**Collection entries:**
|---|
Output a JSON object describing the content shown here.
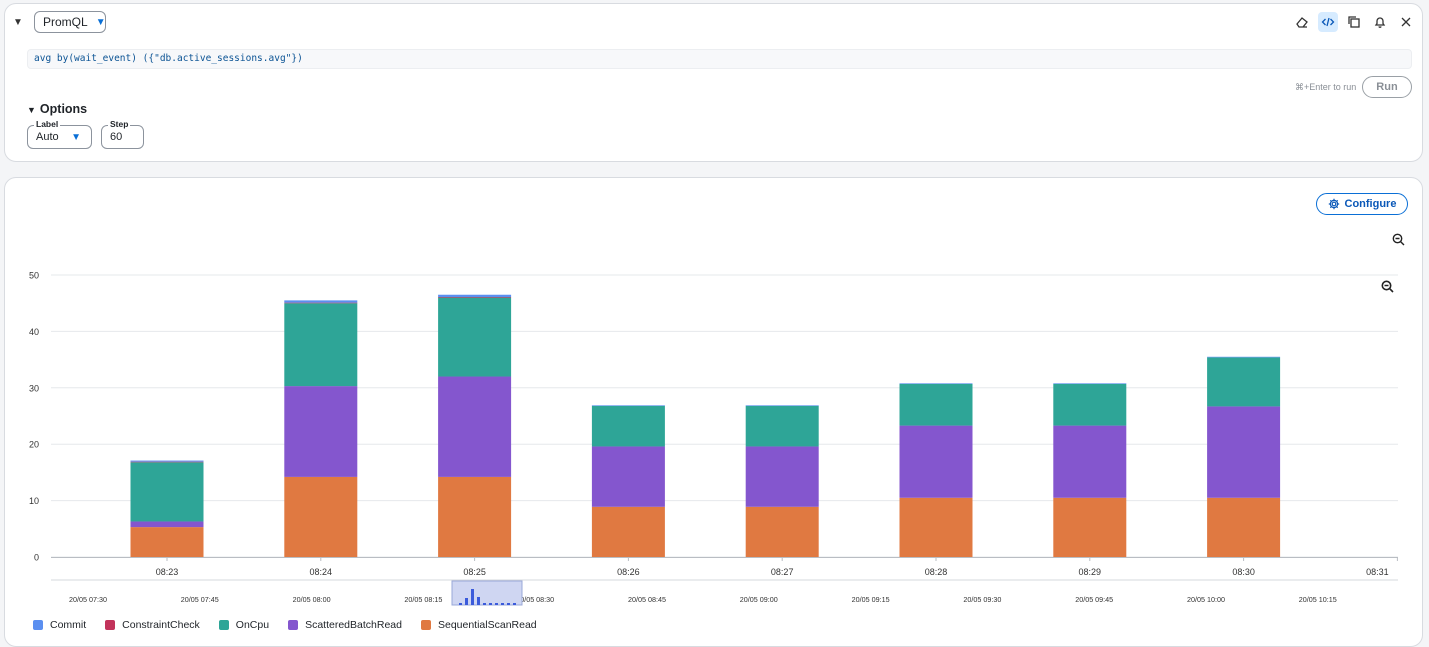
{
  "query_panel": {
    "language": "PromQL",
    "query": "avg by(wait_event) ({\"db.active_sessions.avg\"})",
    "run_hint": "⌘+Enter to run",
    "run_label": "Run",
    "options_title": "Options",
    "label_field": {
      "label": "Label",
      "value": "Auto"
    },
    "step_field": {
      "label": "Step",
      "value": "60"
    },
    "toolbar_icons": [
      "eraser-icon",
      "code-icon",
      "copy-icon",
      "bell-icon",
      "close-icon"
    ]
  },
  "chart_panel": {
    "configure_label": "Configure",
    "colors": {
      "accent": "#0a6fd6",
      "Commit": "#5b8ff0",
      "ConstraintCheck": "#c2335b",
      "OnCpu": "#2ea597",
      "ScatteredBatchRead": "#8456ce",
      "SequentialScanRead": "#e07941"
    }
  },
  "chart_data": {
    "type": "bar",
    "stacked": true,
    "categories": [
      "08:23",
      "08:24",
      "08:25",
      "08:26",
      "08:27",
      "08:28",
      "08:29",
      "08:30"
    ],
    "x_tick_labels": [
      "08:23",
      "08:24",
      "08:25",
      "08:26",
      "08:27",
      "08:28",
      "08:29",
      "08:30",
      "08:31"
    ],
    "ylim": [
      0,
      50
    ],
    "y_ticks": [
      0,
      10,
      20,
      30,
      40,
      50
    ],
    "grid": true,
    "legend_position": "bottom-left",
    "series": [
      {
        "name": "SequentialScanRead",
        "values": [
          5.3,
          14.2,
          14.2,
          8.9,
          8.9,
          10.5,
          10.5,
          10.5
        ]
      },
      {
        "name": "ScatteredBatchRead",
        "values": [
          1.0,
          16.1,
          17.8,
          10.7,
          10.7,
          12.8,
          12.8,
          16.2
        ]
      },
      {
        "name": "OnCpu",
        "values": [
          10.5,
          14.7,
          14.0,
          7.2,
          7.2,
          7.4,
          7.4,
          8.7
        ]
      },
      {
        "name": "ConstraintCheck",
        "values": [
          0.1,
          0.1,
          0.1,
          0.0,
          0.0,
          0.0,
          0.0,
          0.0
        ]
      },
      {
        "name": "Commit",
        "values": [
          0.2,
          0.4,
          0.4,
          0.1,
          0.1,
          0.1,
          0.1,
          0.1
        ]
      }
    ],
    "navigator": {
      "tick_labels": [
        "20/05 07:30",
        "20/05 07:45",
        "20/05 08:00",
        "20/05 08:15",
        "20/05 08:30",
        "20/05 08:45",
        "20/05 09:00",
        "20/05 09:15",
        "20/05 09:30",
        "20/05 09:45",
        "20/05 10:00",
        "20/05 10:15"
      ]
    }
  }
}
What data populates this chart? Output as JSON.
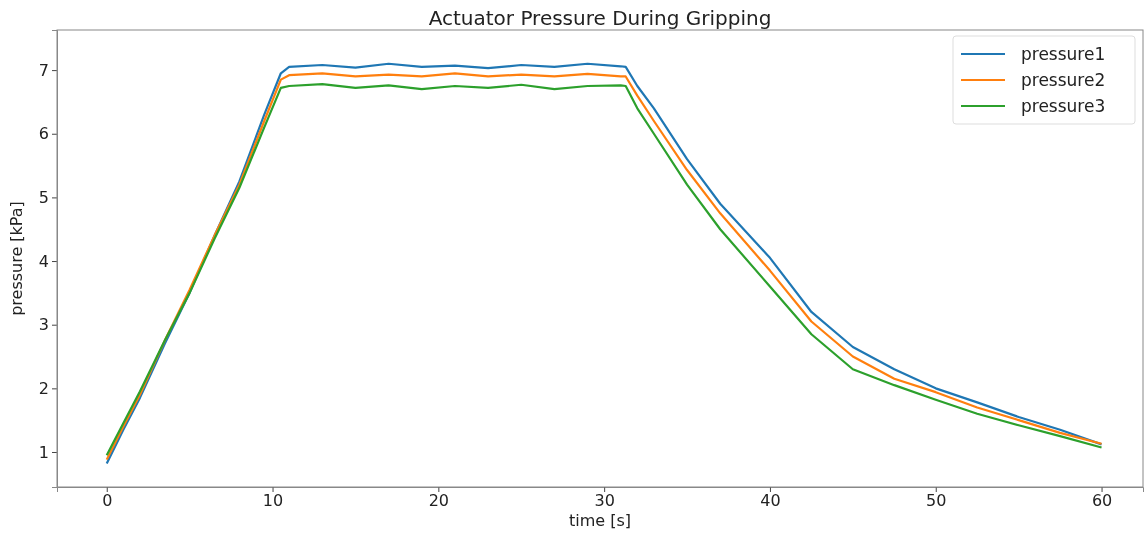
{
  "chart_data": {
    "type": "line",
    "title": "Actuator Pressure During Gripping",
    "xlabel": "time [s]",
    "ylabel": "pressure [kPa]",
    "xlim": [
      -3,
      62.5
    ],
    "ylim": [
      0.45,
      7.63
    ],
    "xticks": [
      0,
      10,
      20,
      30,
      40,
      50,
      60
    ],
    "yticks": [
      1,
      2,
      3,
      4,
      5,
      6,
      7
    ],
    "grid": false,
    "legend": "top right",
    "series": [
      {
        "name": "pressure1",
        "color": "#1f77b4",
        "x": [
          0,
          1,
          2,
          3.5,
          5,
          6.5,
          8,
          9.5,
          10.5,
          11,
          13,
          15,
          17,
          19,
          21,
          23,
          25,
          27,
          29,
          31,
          31.3,
          32,
          33,
          35,
          37,
          40,
          42.5,
          45,
          47.5,
          50,
          52.5,
          55,
          57.5,
          60
        ],
        "values": [
          0.82,
          1.35,
          1.85,
          2.7,
          3.5,
          4.4,
          5.25,
          6.3,
          6.95,
          7.05,
          7.08,
          7.04,
          7.1,
          7.05,
          7.07,
          7.03,
          7.08,
          7.05,
          7.1,
          7.06,
          7.05,
          6.75,
          6.4,
          5.6,
          4.9,
          4.05,
          3.2,
          2.65,
          2.3,
          2.0,
          1.78,
          1.55,
          1.35,
          1.12
        ]
      },
      {
        "name": "pressure2",
        "color": "#ff7f0e",
        "x": [
          0,
          1,
          2,
          3.5,
          5,
          6.5,
          8,
          9.5,
          10.5,
          11,
          13,
          15,
          17,
          19,
          21,
          23,
          25,
          27,
          29,
          31,
          31.3,
          32,
          33,
          35,
          37,
          40,
          42.5,
          45,
          47.5,
          50,
          52.5,
          55,
          57.5,
          60
        ],
        "values": [
          0.88,
          1.4,
          1.9,
          2.75,
          3.55,
          4.4,
          5.2,
          6.2,
          6.85,
          6.92,
          6.95,
          6.9,
          6.93,
          6.9,
          6.95,
          6.9,
          6.93,
          6.9,
          6.94,
          6.9,
          6.9,
          6.6,
          6.2,
          5.43,
          4.75,
          3.85,
          3.05,
          2.5,
          2.15,
          1.94,
          1.7,
          1.5,
          1.3,
          1.13
        ]
      },
      {
        "name": "pressure3",
        "color": "#2ca02c",
        "x": [
          0,
          1,
          2,
          3.5,
          5,
          6.5,
          8,
          9.5,
          10.5,
          11,
          13,
          15,
          17,
          19,
          21,
          23,
          25,
          27,
          29,
          31,
          31.3,
          32,
          33,
          35,
          37,
          40,
          42.5,
          45,
          47.5,
          50,
          52.5,
          55,
          57.5,
          60
        ],
        "values": [
          0.95,
          1.45,
          1.95,
          2.75,
          3.5,
          4.35,
          5.15,
          6.1,
          6.72,
          6.75,
          6.78,
          6.72,
          6.76,
          6.7,
          6.75,
          6.72,
          6.77,
          6.7,
          6.75,
          6.76,
          6.75,
          6.4,
          6.0,
          5.2,
          4.5,
          3.6,
          2.85,
          2.3,
          2.05,
          1.82,
          1.6,
          1.42,
          1.25,
          1.07
        ]
      }
    ]
  }
}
|---|
**Task:** The pictures should not be reproduced; quote all of the other material exactly.

**Output of the exercise:**
Output a JSON object describing the content shown here.
{
  "query_panel": {
    "language": "PromQL",
    "query": "avg by(wait_event) ({\"db.active_sessions.avg\"})",
    "run_hint": "⌘+Enter to run",
    "run_label": "Run",
    "options_title": "Options",
    "label_field": {
      "label": "Label",
      "value": "Auto"
    },
    "step_field": {
      "label": "Step",
      "value": "60"
    },
    "toolbar_icons": [
      "eraser-icon",
      "code-icon",
      "copy-icon",
      "bell-icon",
      "close-icon"
    ]
  },
  "chart_panel": {
    "configure_label": "Configure",
    "colors": {
      "accent": "#0a6fd6",
      "Commit": "#5b8ff0",
      "ConstraintCheck": "#c2335b",
      "OnCpu": "#2ea597",
      "ScatteredBatchRead": "#8456ce",
      "SequentialScanRead": "#e07941"
    }
  },
  "chart_data": {
    "type": "bar",
    "stacked": true,
    "categories": [
      "08:23",
      "08:24",
      "08:25",
      "08:26",
      "08:27",
      "08:28",
      "08:29",
      "08:30"
    ],
    "x_tick_labels": [
      "08:23",
      "08:24",
      "08:25",
      "08:26",
      "08:27",
      "08:28",
      "08:29",
      "08:30",
      "08:31"
    ],
    "ylim": [
      0,
      50
    ],
    "y_ticks": [
      0,
      10,
      20,
      30,
      40,
      50
    ],
    "grid": true,
    "legend_position": "bottom-left",
    "series": [
      {
        "name": "SequentialScanRead",
        "values": [
          5.3,
          14.2,
          14.2,
          8.9,
          8.9,
          10.5,
          10.5,
          10.5
        ]
      },
      {
        "name": "ScatteredBatchRead",
        "values": [
          1.0,
          16.1,
          17.8,
          10.7,
          10.7,
          12.8,
          12.8,
          16.2
        ]
      },
      {
        "name": "OnCpu",
        "values": [
          10.5,
          14.7,
          14.0,
          7.2,
          7.2,
          7.4,
          7.4,
          8.7
        ]
      },
      {
        "name": "ConstraintCheck",
        "values": [
          0.1,
          0.1,
          0.1,
          0.0,
          0.0,
          0.0,
          0.0,
          0.0
        ]
      },
      {
        "name": "Commit",
        "values": [
          0.2,
          0.4,
          0.4,
          0.1,
          0.1,
          0.1,
          0.1,
          0.1
        ]
      }
    ],
    "navigator": {
      "tick_labels": [
        "20/05 07:30",
        "20/05 07:45",
        "20/05 08:00",
        "20/05 08:15",
        "20/05 08:30",
        "20/05 08:45",
        "20/05 09:00",
        "20/05 09:15",
        "20/05 09:30",
        "20/05 09:45",
        "20/05 10:00",
        "20/05 10:15"
      ]
    }
  }
}
What data populates this chart? Output as JSON.
{
  "chart_data": {
    "type": "line",
    "title": "Actuator Pressure During Gripping",
    "xlabel": "time [s]",
    "ylabel": "pressure [kPa]",
    "xlim": [
      -3,
      62.5
    ],
    "ylim": [
      0.45,
      7.63
    ],
    "xticks": [
      0,
      10,
      20,
      30,
      40,
      50,
      60
    ],
    "yticks": [
      1,
      2,
      3,
      4,
      5,
      6,
      7
    ],
    "grid": false,
    "legend": "top right",
    "series": [
      {
        "name": "pressure1",
        "color": "#1f77b4",
        "x": [
          0,
          1,
          2,
          3.5,
          5,
          6.5,
          8,
          9.5,
          10.5,
          11,
          13,
          15,
          17,
          19,
          21,
          23,
          25,
          27,
          29,
          31,
          31.3,
          32,
          33,
          35,
          37,
          40,
          42.5,
          45,
          47.5,
          50,
          52.5,
          55,
          57.5,
          60
        ],
        "values": [
          0.82,
          1.35,
          1.85,
          2.7,
          3.5,
          4.4,
          5.25,
          6.3,
          6.95,
          7.05,
          7.08,
          7.04,
          7.1,
          7.05,
          7.07,
          7.03,
          7.08,
          7.05,
          7.1,
          7.06,
          7.05,
          6.75,
          6.4,
          5.6,
          4.9,
          4.05,
          3.2,
          2.65,
          2.3,
          2.0,
          1.78,
          1.55,
          1.35,
          1.12
        ]
      },
      {
        "name": "pressure2",
        "color": "#ff7f0e",
        "x": [
          0,
          1,
          2,
          3.5,
          5,
          6.5,
          8,
          9.5,
          10.5,
          11,
          13,
          15,
          17,
          19,
          21,
          23,
          25,
          27,
          29,
          31,
          31.3,
          32,
          33,
          35,
          37,
          40,
          42.5,
          45,
          47.5,
          50,
          52.5,
          55,
          57.5,
          60
        ],
        "values": [
          0.88,
          1.4,
          1.9,
          2.75,
          3.55,
          4.4,
          5.2,
          6.2,
          6.85,
          6.92,
          6.95,
          6.9,
          6.93,
          6.9,
          6.95,
          6.9,
          6.93,
          6.9,
          6.94,
          6.9,
          6.9,
          6.6,
          6.2,
          5.43,
          4.75,
          3.85,
          3.05,
          2.5,
          2.15,
          1.94,
          1.7,
          1.5,
          1.3,
          1.13
        ]
      },
      {
        "name": "pressure3",
        "color": "#2ca02c",
        "x": [
          0,
          1,
          2,
          3.5,
          5,
          6.5,
          8,
          9.5,
          10.5,
          11,
          13,
          15,
          17,
          19,
          21,
          23,
          25,
          27,
          29,
          31,
          31.3,
          32,
          33,
          35,
          37,
          40,
          42.5,
          45,
          47.5,
          50,
          52.5,
          55,
          57.5,
          60
        ],
        "values": [
          0.95,
          1.45,
          1.95,
          2.75,
          3.5,
          4.35,
          5.15,
          6.1,
          6.72,
          6.75,
          6.78,
          6.72,
          6.76,
          6.7,
          6.75,
          6.72,
          6.77,
          6.7,
          6.75,
          6.76,
          6.75,
          6.4,
          6.0,
          5.2,
          4.5,
          3.6,
          2.85,
          2.3,
          2.05,
          1.82,
          1.6,
          1.42,
          1.25,
          1.07
        ]
      }
    ]
  }
}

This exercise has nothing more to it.